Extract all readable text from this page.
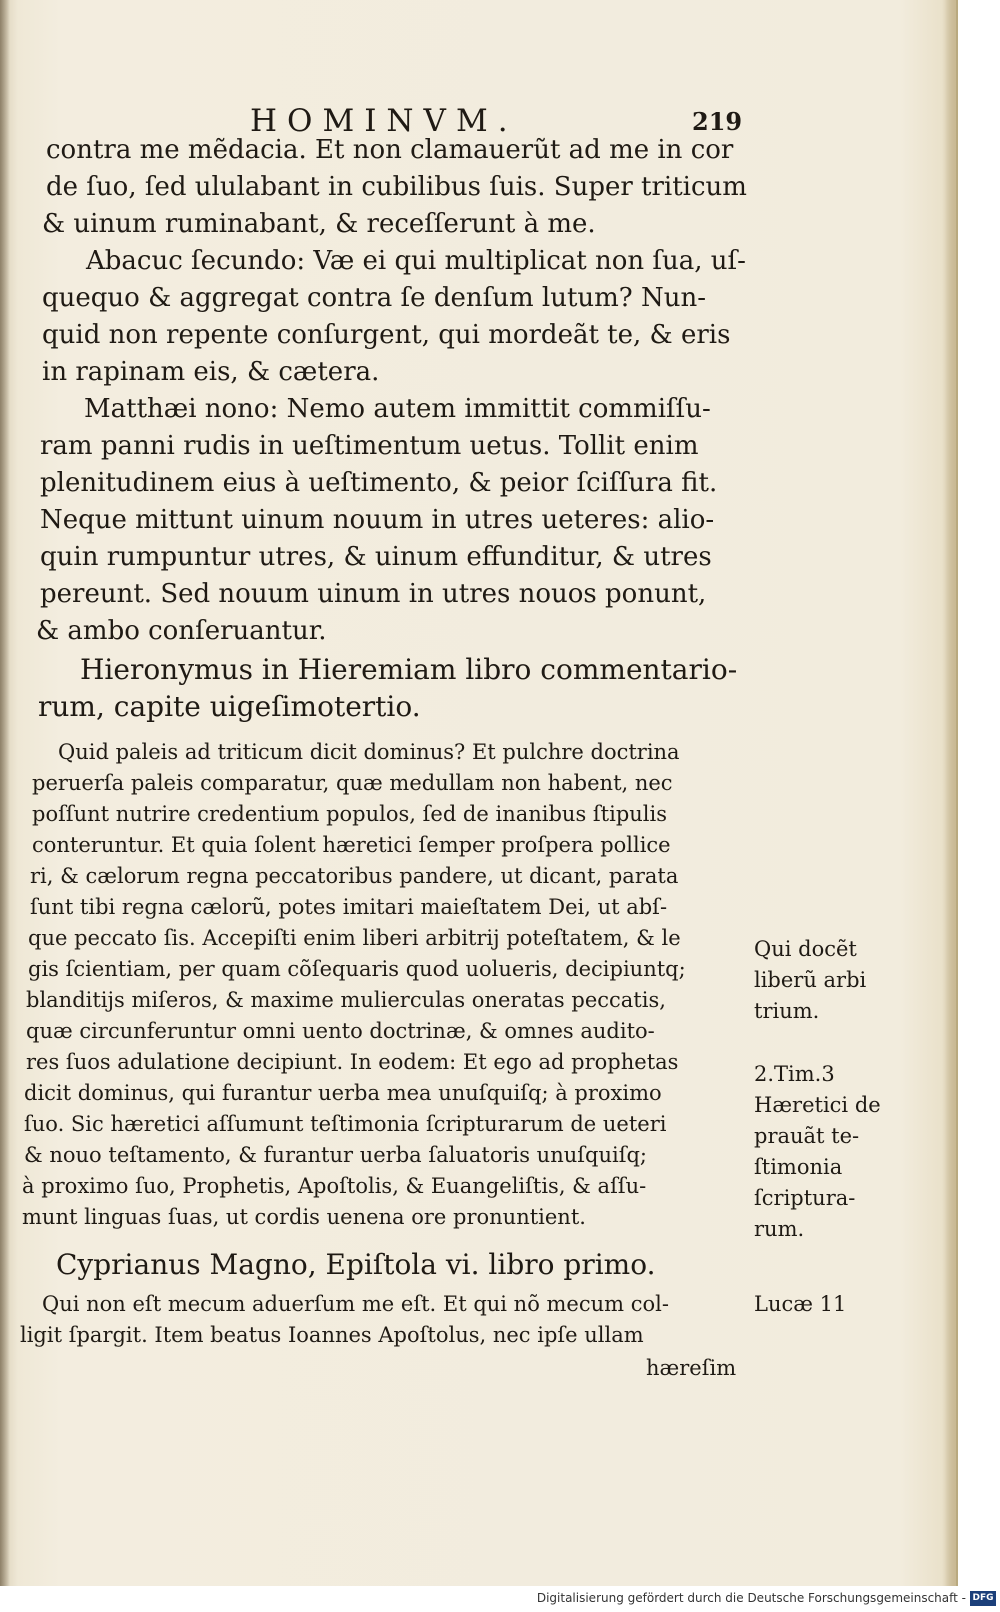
HOMINVM.	219
contra me mẽdacia. Et non clamauerũt ad me in cor
de ſuo, ſed ululabant in cubilibus ſuis. Super triticum
& uinum ruminabant, & receſſerunt à me.
Abacuc ſecundo: Væ ei qui multiplicat non ſua, uſ-
quequo & aggregat contra ſe denſum lutum? Nun-
quid non repente conſurgent, qui mordeãt te, & eris
in rapinam eis, & cætera.
Matthæi nono: Nemo autem immittit commiſſu-
ram panni rudis in ueſtimentum uetus. Tollit enim
plenitudinem eius à ueſtimento, & peior ſciſſura fit.
Neque mittunt uinum nouum in utres ueteres: alio-
quin rumpuntur utres, & uinum effunditur, & utres
pereunt. Sed nouum uinum in utres nouos ponunt,
& ambo conſeruantur.
Hieronymus in Hieremiam libro commentario-
rum, capite uigeſimotertio.
Quid paleis ad triticum dicit dominus? Et pulchre doctrina
peruerſa paleis comparatur, quæ medullam non habent, nec
poſſunt nutrire credentium populos, ſed de inanibus ſtipulis
conteruntur. Et quia ſolent hæretici ſemper proſpera pollice
ri, & cælorum regna peccatoribus pandere, ut dicant, parata
ſunt tibi regna cælorũ, potes imitari maieſtatem Dei, ut abſ-
que peccato ſis. Accepiſti enim liberi arbitrij poteſtatem, & le
gis ſcientiam, per quam cõſequaris quod uolueris, decipiuntq;
blanditijs miſeros, & maxime mulierculas oneratas peccatis,
quæ circunferuntur omni uento doctrinæ, & omnes audito-
res ſuos adulatione decipiunt. In eodem: Et ego ad prophetas
dicit dominus, qui furantur uerba mea unuſquiſq; à proximo
ſuo. Sic hæretici aſſumunt teſtimonia ſcripturarum de ueteri
& nouo teſtamento, & furantur uerba ſaluatoris unuſquiſq;
à proximo ſuo, Prophetis, Apoſtolis, & Euangeliſtis, & aſſu-
munt linguas ſuas, ut cordis uenena ore pronuntient.
Cyprianus Magno, Epiſtola vi. libro primo.
Qui non eſt mecum aduerſum me eſt. Et qui nõ mecum col-
ligit ſpargit. Item beatus Ioannes Apoſtolus, nec ipſe ullam
hæreſim
Qui docẽt
liberũ arbi
trium.
2.Tim.3
Hæretici de
prauãt te-
ſtimonia
ſcriptura-
rum.
Lucæ 11
Digitalisierung gefördert durch die Deutsche Forschungsgemeinschaft - DFG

----------------

**Given instruction**
Out of the material above, gather each line where "proximo" appears.

**Result of this task**
dicit dominus, qui furantur uerba mea unuſquiſq; à proximo
à proximo ſuo, Prophetis, Apoſtolis, & Euangeliſtis, & aſſu-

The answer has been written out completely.